• [The task]: Every entry should be repeated exactly. Omit the pictures.

• [Provided records]:
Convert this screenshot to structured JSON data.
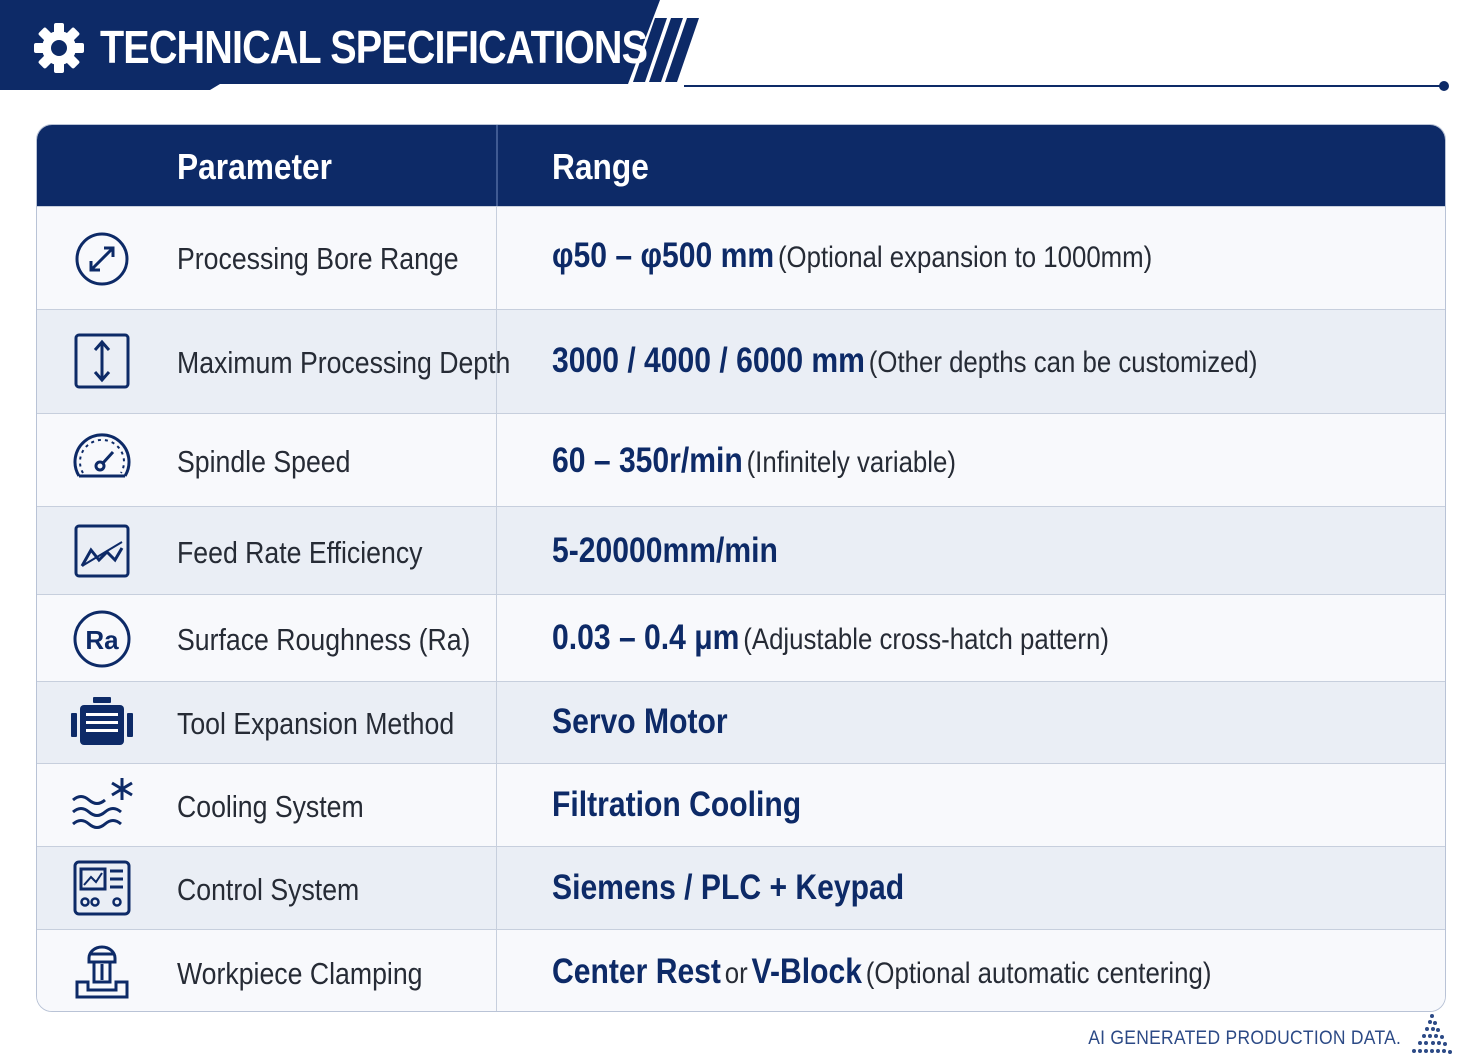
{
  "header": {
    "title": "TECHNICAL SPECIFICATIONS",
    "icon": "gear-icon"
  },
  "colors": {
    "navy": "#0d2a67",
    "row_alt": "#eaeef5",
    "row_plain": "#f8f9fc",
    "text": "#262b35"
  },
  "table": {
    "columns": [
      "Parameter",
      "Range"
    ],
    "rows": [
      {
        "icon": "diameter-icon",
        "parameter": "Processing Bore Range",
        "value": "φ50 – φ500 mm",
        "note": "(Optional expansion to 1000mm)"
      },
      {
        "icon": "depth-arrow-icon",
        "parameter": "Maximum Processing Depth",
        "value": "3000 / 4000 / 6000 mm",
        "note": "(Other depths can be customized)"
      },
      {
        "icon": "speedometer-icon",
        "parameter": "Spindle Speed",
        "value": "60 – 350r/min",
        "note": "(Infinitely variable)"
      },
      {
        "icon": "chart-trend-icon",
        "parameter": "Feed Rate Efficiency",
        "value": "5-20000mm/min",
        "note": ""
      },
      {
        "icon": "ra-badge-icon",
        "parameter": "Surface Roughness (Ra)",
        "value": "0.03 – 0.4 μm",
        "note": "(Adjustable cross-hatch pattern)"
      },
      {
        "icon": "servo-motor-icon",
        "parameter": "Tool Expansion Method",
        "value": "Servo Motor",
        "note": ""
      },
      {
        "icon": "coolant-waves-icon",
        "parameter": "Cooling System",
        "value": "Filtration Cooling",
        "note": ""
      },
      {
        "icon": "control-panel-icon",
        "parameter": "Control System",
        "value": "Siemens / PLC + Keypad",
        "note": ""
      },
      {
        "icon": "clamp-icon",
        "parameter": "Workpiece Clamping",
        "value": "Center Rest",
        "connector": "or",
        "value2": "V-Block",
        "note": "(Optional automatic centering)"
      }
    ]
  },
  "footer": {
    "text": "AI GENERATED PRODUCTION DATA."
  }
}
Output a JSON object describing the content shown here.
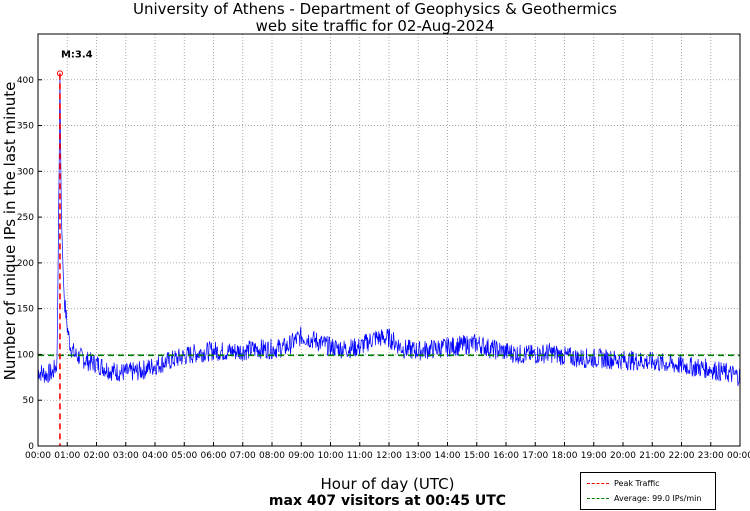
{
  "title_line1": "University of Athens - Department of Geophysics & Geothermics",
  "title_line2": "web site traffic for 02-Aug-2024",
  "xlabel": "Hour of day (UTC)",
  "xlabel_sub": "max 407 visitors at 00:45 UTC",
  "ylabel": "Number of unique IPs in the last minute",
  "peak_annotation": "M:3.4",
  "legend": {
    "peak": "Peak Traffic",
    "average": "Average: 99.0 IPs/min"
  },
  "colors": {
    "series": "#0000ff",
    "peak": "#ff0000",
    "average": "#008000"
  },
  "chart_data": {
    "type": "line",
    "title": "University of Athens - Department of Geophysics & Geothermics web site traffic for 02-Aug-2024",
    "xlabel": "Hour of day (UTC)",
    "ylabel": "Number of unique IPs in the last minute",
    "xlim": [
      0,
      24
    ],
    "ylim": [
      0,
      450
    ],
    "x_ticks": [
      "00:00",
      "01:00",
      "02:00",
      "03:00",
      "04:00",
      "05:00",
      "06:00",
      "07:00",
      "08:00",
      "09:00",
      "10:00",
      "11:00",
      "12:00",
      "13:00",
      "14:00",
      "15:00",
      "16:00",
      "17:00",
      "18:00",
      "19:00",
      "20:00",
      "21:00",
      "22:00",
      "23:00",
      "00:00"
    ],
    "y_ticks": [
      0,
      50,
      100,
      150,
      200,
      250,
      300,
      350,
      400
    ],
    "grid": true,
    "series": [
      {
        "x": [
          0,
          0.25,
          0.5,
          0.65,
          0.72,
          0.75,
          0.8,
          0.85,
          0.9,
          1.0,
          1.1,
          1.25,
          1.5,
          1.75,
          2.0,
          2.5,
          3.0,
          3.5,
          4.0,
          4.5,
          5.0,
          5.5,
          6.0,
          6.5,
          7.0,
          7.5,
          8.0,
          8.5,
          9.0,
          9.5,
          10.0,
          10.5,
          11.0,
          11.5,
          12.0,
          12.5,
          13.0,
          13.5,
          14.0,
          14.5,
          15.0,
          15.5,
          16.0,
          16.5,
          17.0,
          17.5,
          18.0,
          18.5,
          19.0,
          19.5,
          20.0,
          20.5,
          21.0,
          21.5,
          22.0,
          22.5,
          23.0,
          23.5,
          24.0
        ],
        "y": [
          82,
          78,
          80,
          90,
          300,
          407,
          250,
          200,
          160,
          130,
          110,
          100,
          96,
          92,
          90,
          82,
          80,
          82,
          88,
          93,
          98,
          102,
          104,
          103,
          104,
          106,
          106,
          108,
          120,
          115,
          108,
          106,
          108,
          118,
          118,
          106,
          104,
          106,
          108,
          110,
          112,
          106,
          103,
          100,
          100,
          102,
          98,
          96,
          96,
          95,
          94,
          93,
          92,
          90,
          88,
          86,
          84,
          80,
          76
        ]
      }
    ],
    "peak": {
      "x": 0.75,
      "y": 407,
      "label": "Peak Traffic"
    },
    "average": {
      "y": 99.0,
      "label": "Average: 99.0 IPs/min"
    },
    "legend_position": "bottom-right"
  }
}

• [Problem solution]:
Convert this screenshot to structured JSON data.
{
  "header": {
    "title": "TECHNICAL SPECIFICATIONS",
    "icon": "gear-icon"
  },
  "colors": {
    "navy": "#0d2a67",
    "row_alt": "#eaeef5",
    "row_plain": "#f8f9fc",
    "text": "#262b35"
  },
  "table": {
    "columns": [
      "Parameter",
      "Range"
    ],
    "rows": [
      {
        "icon": "diameter-icon",
        "parameter": "Processing Bore Range",
        "value": "φ50 – φ500 mm",
        "note": "(Optional expansion to 1000mm)"
      },
      {
        "icon": "depth-arrow-icon",
        "parameter": "Maximum Processing Depth",
        "value": "3000 / 4000 / 6000 mm",
        "note": "(Other depths can be customized)"
      },
      {
        "icon": "speedometer-icon",
        "parameter": "Spindle Speed",
        "value": "60 – 350r/min",
        "note": "(Infinitely variable)"
      },
      {
        "icon": "chart-trend-icon",
        "parameter": "Feed Rate Efficiency",
        "value": "5-20000mm/min",
        "note": ""
      },
      {
        "icon": "ra-badge-icon",
        "parameter": "Surface Roughness (Ra)",
        "value": "0.03 – 0.4 μm",
        "note": "(Adjustable cross-hatch pattern)"
      },
      {
        "icon": "servo-motor-icon",
        "parameter": "Tool Expansion Method",
        "value": "Servo Motor",
        "note": ""
      },
      {
        "icon": "coolant-waves-icon",
        "parameter": "Cooling System",
        "value": "Filtration Cooling",
        "note": ""
      },
      {
        "icon": "control-panel-icon",
        "parameter": "Control System",
        "value": "Siemens / PLC + Keypad",
        "note": ""
      },
      {
        "icon": "clamp-icon",
        "parameter": "Workpiece Clamping",
        "value": "Center Rest",
        "connector": "or",
        "value2": "V-Block",
        "note": "(Optional automatic centering)"
      }
    ]
  },
  "footer": {
    "text": "AI GENERATED PRODUCTION DATA."
  }
}
Output a JSON object describing the content shown here.
{
  "title_line1": "University of Athens - Department of Geophysics & Geothermics",
  "title_line2": "web site traffic for 02-Aug-2024",
  "xlabel": "Hour of day (UTC)",
  "xlabel_sub": "max 407 visitors at 00:45 UTC",
  "ylabel": "Number of unique IPs in the last minute",
  "peak_annotation": "M:3.4",
  "legend": {
    "peak": "Peak Traffic",
    "average": "Average: 99.0 IPs/min"
  },
  "colors": {
    "series": "#0000ff",
    "peak": "#ff0000",
    "average": "#008000"
  },
  "chart_data": {
    "type": "line",
    "title": "University of Athens - Department of Geophysics & Geothermics web site traffic for 02-Aug-2024",
    "xlabel": "Hour of day (UTC)",
    "ylabel": "Number of unique IPs in the last minute",
    "xlim": [
      0,
      24
    ],
    "ylim": [
      0,
      450
    ],
    "x_ticks": [
      "00:00",
      "01:00",
      "02:00",
      "03:00",
      "04:00",
      "05:00",
      "06:00",
      "07:00",
      "08:00",
      "09:00",
      "10:00",
      "11:00",
      "12:00",
      "13:00",
      "14:00",
      "15:00",
      "16:00",
      "17:00",
      "18:00",
      "19:00",
      "20:00",
      "21:00",
      "22:00",
      "23:00",
      "00:00"
    ],
    "y_ticks": [
      0,
      50,
      100,
      150,
      200,
      250,
      300,
      350,
      400
    ],
    "grid": true,
    "series": [
      {
        "x": [
          0,
          0.25,
          0.5,
          0.65,
          0.72,
          0.75,
          0.8,
          0.85,
          0.9,
          1.0,
          1.1,
          1.25,
          1.5,
          1.75,
          2.0,
          2.5,
          3.0,
          3.5,
          4.0,
          4.5,
          5.0,
          5.5,
          6.0,
          6.5,
          7.0,
          7.5,
          8.0,
          8.5,
          9.0,
          9.5,
          10.0,
          10.5,
          11.0,
          11.5,
          12.0,
          12.5,
          13.0,
          13.5,
          14.0,
          14.5,
          15.0,
          15.5,
          16.0,
          16.5,
          17.0,
          17.5,
          18.0,
          18.5,
          19.0,
          19.5,
          20.0,
          20.5,
          21.0,
          21.5,
          22.0,
          22.5,
          23.0,
          23.5,
          24.0
        ],
        "y": [
          82,
          78,
          80,
          90,
          300,
          407,
          250,
          200,
          160,
          130,
          110,
          100,
          96,
          92,
          90,
          82,
          80,
          82,
          88,
          93,
          98,
          102,
          104,
          103,
          104,
          106,
          106,
          108,
          120,
          115,
          108,
          106,
          108,
          118,
          118,
          106,
          104,
          106,
          108,
          110,
          112,
          106,
          103,
          100,
          100,
          102,
          98,
          96,
          96,
          95,
          94,
          93,
          92,
          90,
          88,
          86,
          84,
          80,
          76
        ]
      }
    ],
    "peak": {
      "x": 0.75,
      "y": 407,
      "label": "Peak Traffic"
    },
    "average": {
      "y": 99.0,
      "label": "Average: 99.0 IPs/min"
    },
    "legend_position": "bottom-right"
  }
}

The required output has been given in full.